◆ **Work instructions**:
Pictures do not belong in the copy; restate the records below word for word.

Data entries
☆ ☆ ☆ ☆ ☆ ☆ ☆

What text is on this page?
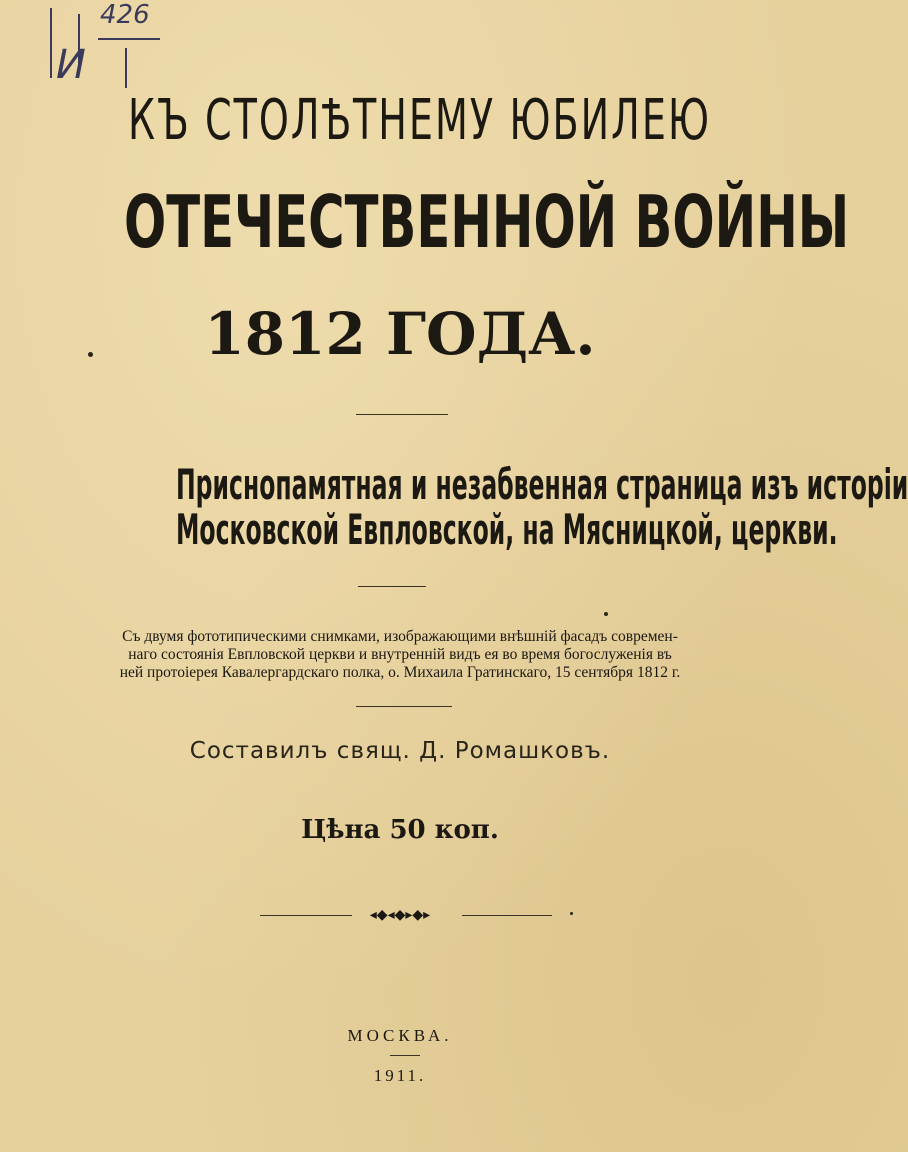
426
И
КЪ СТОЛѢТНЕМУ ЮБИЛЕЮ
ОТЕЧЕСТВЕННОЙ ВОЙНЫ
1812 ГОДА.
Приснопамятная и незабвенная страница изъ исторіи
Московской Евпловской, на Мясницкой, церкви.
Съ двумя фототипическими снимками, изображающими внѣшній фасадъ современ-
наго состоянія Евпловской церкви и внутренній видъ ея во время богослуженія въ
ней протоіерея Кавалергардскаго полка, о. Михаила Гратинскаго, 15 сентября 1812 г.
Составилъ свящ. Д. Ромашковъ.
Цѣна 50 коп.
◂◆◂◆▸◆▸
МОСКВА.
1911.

☆ ☆ ☆ ☆ ☆ ☆ ☆

◆ **Exercise solution**:
What text is on this page?
426
И
КЪ СТОЛѢТНЕМУ ЮБИЛЕЮ
ОТЕЧЕСТВЕННОЙ ВОЙНЫ
1812 ГОДА.
Приснопамятная и незабвенная страница изъ исторіи
Московской Евпловской, на Мясницкой, церкви.
Съ двумя фототипическими снимками, изображающими внѣшній фасадъ современ-
наго состоянія Евпловской церкви и внутренній видъ ея во время богослуженія въ
ней протоіерея Кавалергардскаго полка, о. Михаила Гратинскаго, 15 сентября 1812 г.
Составилъ свящ. Д. Ромашковъ.
Цѣна 50 коп.
◂◆◂◆▸◆▸
МОСКВА.
1911.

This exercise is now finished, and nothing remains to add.